Write every line of the material out exactly as shown.

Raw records

——

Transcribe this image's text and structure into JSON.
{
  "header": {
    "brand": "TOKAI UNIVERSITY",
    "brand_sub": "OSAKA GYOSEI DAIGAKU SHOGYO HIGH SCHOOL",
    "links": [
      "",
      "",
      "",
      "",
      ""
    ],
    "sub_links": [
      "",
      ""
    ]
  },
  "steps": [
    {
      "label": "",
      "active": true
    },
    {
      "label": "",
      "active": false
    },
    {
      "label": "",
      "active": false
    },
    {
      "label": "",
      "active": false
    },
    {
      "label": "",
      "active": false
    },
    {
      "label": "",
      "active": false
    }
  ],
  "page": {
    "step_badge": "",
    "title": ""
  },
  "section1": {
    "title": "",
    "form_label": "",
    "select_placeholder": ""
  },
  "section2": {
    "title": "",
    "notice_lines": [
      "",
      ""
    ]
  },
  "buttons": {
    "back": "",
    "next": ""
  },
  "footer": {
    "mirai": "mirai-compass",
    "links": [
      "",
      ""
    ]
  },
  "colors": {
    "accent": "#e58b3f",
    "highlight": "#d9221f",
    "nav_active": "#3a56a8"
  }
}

——

> Expected answer:
Transcribe this image's text and structure into JSON.
{
  "header": {
    "brand": "TOKAI UNIVERSITY",
    "brand_sub": "OSAKA GYOSEI DAIGAKU SHOGYO HIGH SCHOOL",
    "links": [
      "",
      "",
      "",
      "",
      ""
    ],
    "sub_links": [
      "",
      ""
    ]
  },
  "steps": [
    {
      "label": "",
      "active": true
    },
    {
      "label": "",
      "active": false
    },
    {
      "label": "",
      "active": false
    },
    {
      "label": "",
      "active": false
    },
    {
      "label": "",
      "active": false
    },
    {
      "label": "",
      "active": false
    }
  ],
  "page": {
    "step_badge": "",
    "title": ""
  },
  "section1": {
    "title": "",
    "form_label": "",
    "select_placeholder": ""
  },
  "section2": {
    "title": "",
    "notice_lines": [
      "",
      ""
    ]
  },
  "buttons": {
    "back": "",
    "next": ""
  },
  "footer": {
    "mirai": "mirai-compass",
    "links": [
      "",
      ""
    ]
  },
  "colors": {
    "accent": "#e58b3f",
    "highlight": "#d9221f",
    "nav_active": "#3a56a8"
  }
}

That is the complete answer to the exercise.